*RECORDS PROVIDED:*
· · · · · · ·

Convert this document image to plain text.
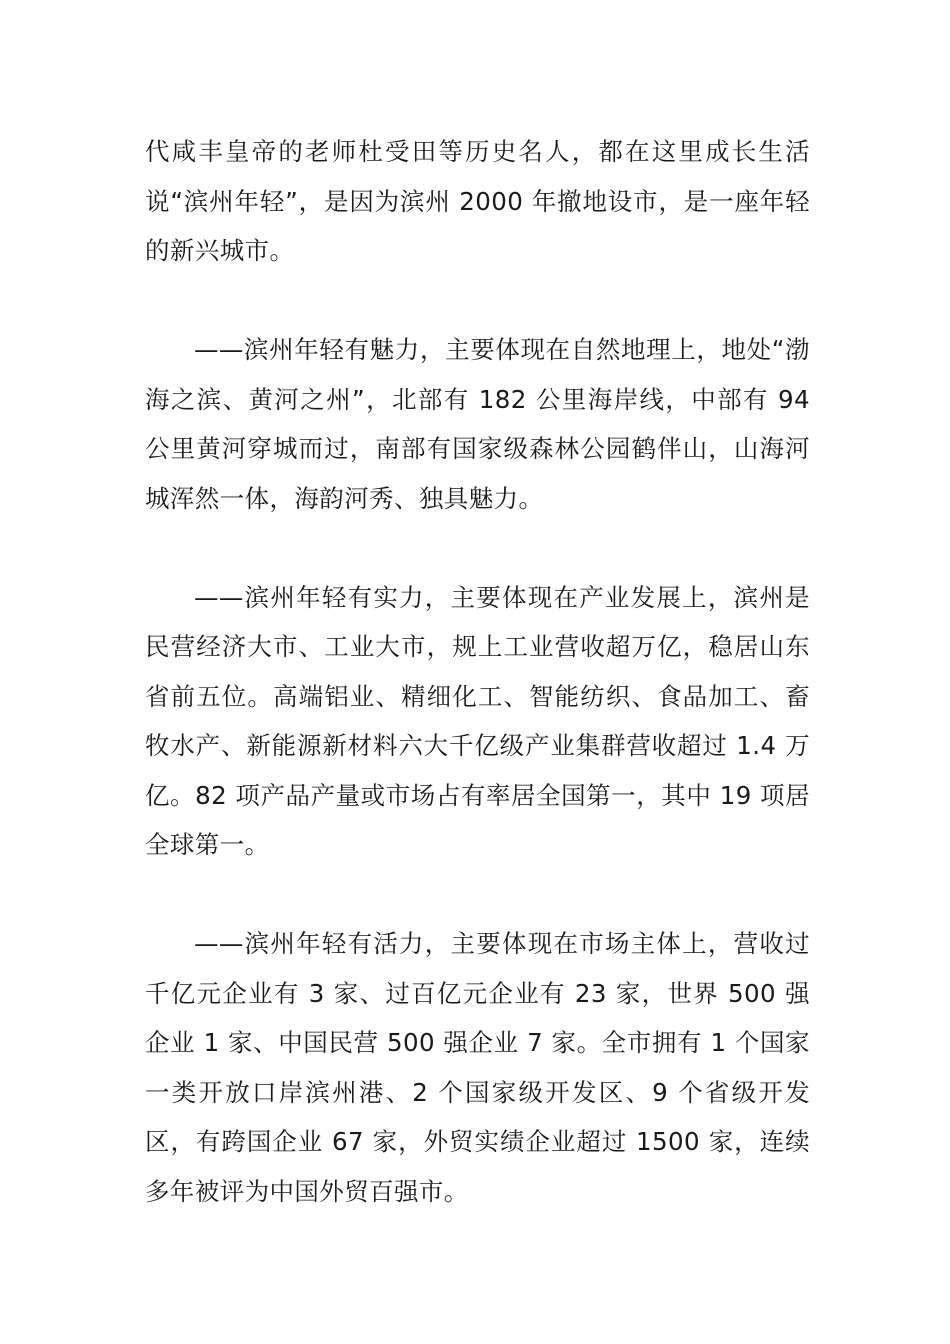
代咸丰皇帝的老师杜受田等历史名人，都在这里成长生活说“滨州年轻”，是因为滨州 2000 年撤地设市，是一座年轻的新兴城市。

——滨州年轻有魅力，主要体现在自然地理上，地处“渤海之滨、黄河之州”，北部有 182 公里海岸线，中部有 94 公里黄河穿城而过，南部有国家级森林公园鹤伴山，山海河城浑然一体，海韵河秀、独具魅力。

——滨州年轻有实力，主要体现在产业发展上，滨州是民营经济大市、工业大市，规上工业营收超万亿，稳居山东省前五位。高端铝业、精细化工、智能纺织、食品加工、畜牧水产、新能源新材料六大千亿级产业集群营收超过 1.4 万亿。82 项产品产量或市场占有率居全国第一，其中 19 项居全球第一。

——滨州年轻有活力，主要体现在市场主体上，营收过千亿元企业有 3 家、过百亿元企业有 23 家，世界 500 强企业 1 家、中国民营 500 强企业 7 家。全市拥有 1 个国家一类开放口岸滨州港、2 个国家级开发区、9 个省级开发区，有跨国企业 67 家，外贸实绩企业超过 1500 家，连续多年被评为中国外贸百强市。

· · · · · · ·

*WHAT YOU HAVE TO DO:* Leave the pictures out, and print every line of the listing exactly as written.

*SOLUTION FOR THIS EXERCISE:*
Convert this document image to plain text.
代咸丰皇帝的老师杜受田等历史名人，都在这里成长生活说“滨州年轻”，是因为滨州 2000 年撤地设市，是一座年轻的新兴城市。

——滨州年轻有魅力，主要体现在自然地理上，地处“渤海之滨、黄河之州”，北部有 182 公里海岸线，中部有 94 公里黄河穿城而过，南部有国家级森林公园鹤伴山，山海河城浑然一体，海韵河秀、独具魅力。

——滨州年轻有实力，主要体现在产业发展上，滨州是民营经济大市、工业大市，规上工业营收超万亿，稳居山东省前五位。高端铝业、精细化工、智能纺织、食品加工、畜牧水产、新能源新材料六大千亿级产业集群营收超过 1.4 万亿。82 项产品产量或市场占有率居全国第一，其中 19 项居全球第一。

——滨州年轻有活力，主要体现在市场主体上，营收过千亿元企业有 3 家、过百亿元企业有 23 家，世界 500 强企业 1 家、中国民营 500 强企业 7 家。全市拥有 1 个国家一类开放口岸滨州港、2 个国家级开发区、9 个省级开发区，有跨国企业 67 家，外贸实绩企业超过 1500 家，连续多年被评为中国外贸百强市。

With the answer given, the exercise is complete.